» **WHAT YOU NEED TO DO**
Can you transcribe the data exactly? Leave the pictures out.

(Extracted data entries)
^^^^^^^^^^^^^^^^

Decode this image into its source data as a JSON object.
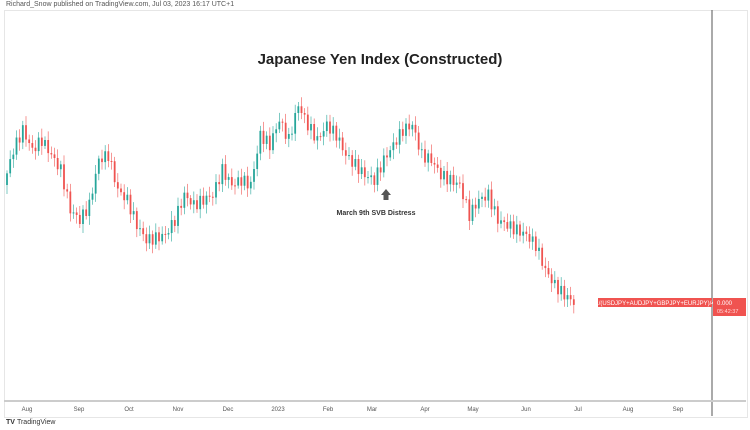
{
  "header": {
    "published": "Richard_Snow published on TradingView.com, Jul 03, 2023 16:17 UTC+1"
  },
  "footer": {
    "brand": "TradingView",
    "logo_icon": "tradingview-logo-icon"
  },
  "chart_data": {
    "type": "candlestick",
    "title": "Japanese Yen Index (Constructed)",
    "x_start": "2022-07-20",
    "x_end": "2023-07-03",
    "closes": [
      125,
      160,
      180,
      160,
      170,
      155,
      140,
      100,
      90,
      105,
      150,
      155,
      120,
      110,
      85,
      70,
      72,
      75,
      90,
      115,
      105,
      110,
      115,
      140,
      125,
      130,
      125,
      175,
      165,
      190,
      170,
      205,
      185,
      170,
      185,
      175,
      155,
      145,
      135,
      130,
      150,
      165,
      180,
      185,
      155,
      150,
      135,
      130,
      125,
      95,
      110,
      115,
      90,
      85,
      80,
      75,
      65,
      40,
      25,
      15,
      8
    ],
    "ylim": [
      0,
      220
    ],
    "x_ticks": [
      "Aug",
      "Sep",
      "Oct",
      "Nov",
      "Dec",
      "2023",
      "Feb",
      "Mar",
      "Apr",
      "May",
      "Jun",
      "Jul",
      "Aug",
      "Sep"
    ],
    "annotation": {
      "text": "March 9th SVB Distress",
      "date": "2023-03-09",
      "icon": "arrow-up-icon"
    },
    "series_label": "1/(USDJPY+AUDJPY+GBPJPY+EURJPY)/4",
    "last_price": "0.000",
    "countdown": "05:42:37",
    "colors": {
      "up": "#26a69a",
      "down": "#ef5350",
      "label": "#f05350"
    },
    "grid": false
  }
}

^^^^^^^^^^^^^^^^

» **REPLY TO THE TASK**
Decode this image into its source data as a JSON object.
{
  "header": {
    "published": "Richard_Snow published on TradingView.com, Jul 03, 2023 16:17 UTC+1"
  },
  "footer": {
    "brand": "TradingView",
    "logo_icon": "tradingview-logo-icon"
  },
  "chart_data": {
    "type": "candlestick",
    "title": "Japanese Yen Index (Constructed)",
    "x_start": "2022-07-20",
    "x_end": "2023-07-03",
    "closes": [
      125,
      160,
      180,
      160,
      170,
      155,
      140,
      100,
      90,
      105,
      150,
      155,
      120,
      110,
      85,
      70,
      72,
      75,
      90,
      115,
      105,
      110,
      115,
      140,
      125,
      130,
      125,
      175,
      165,
      190,
      170,
      205,
      185,
      170,
      185,
      175,
      155,
      145,
      135,
      130,
      150,
      165,
      180,
      185,
      155,
      150,
      135,
      130,
      125,
      95,
      110,
      115,
      90,
      85,
      80,
      75,
      65,
      40,
      25,
      15,
      8
    ],
    "ylim": [
      0,
      220
    ],
    "x_ticks": [
      "Aug",
      "Sep",
      "Oct",
      "Nov",
      "Dec",
      "2023",
      "Feb",
      "Mar",
      "Apr",
      "May",
      "Jun",
      "Jul",
      "Aug",
      "Sep"
    ],
    "annotation": {
      "text": "March 9th SVB Distress",
      "date": "2023-03-09",
      "icon": "arrow-up-icon"
    },
    "series_label": "1/(USDJPY+AUDJPY+GBPJPY+EURJPY)/4",
    "last_price": "0.000",
    "countdown": "05:42:37",
    "colors": {
      "up": "#26a69a",
      "down": "#ef5350",
      "label": "#f05350"
    },
    "grid": false
  }
}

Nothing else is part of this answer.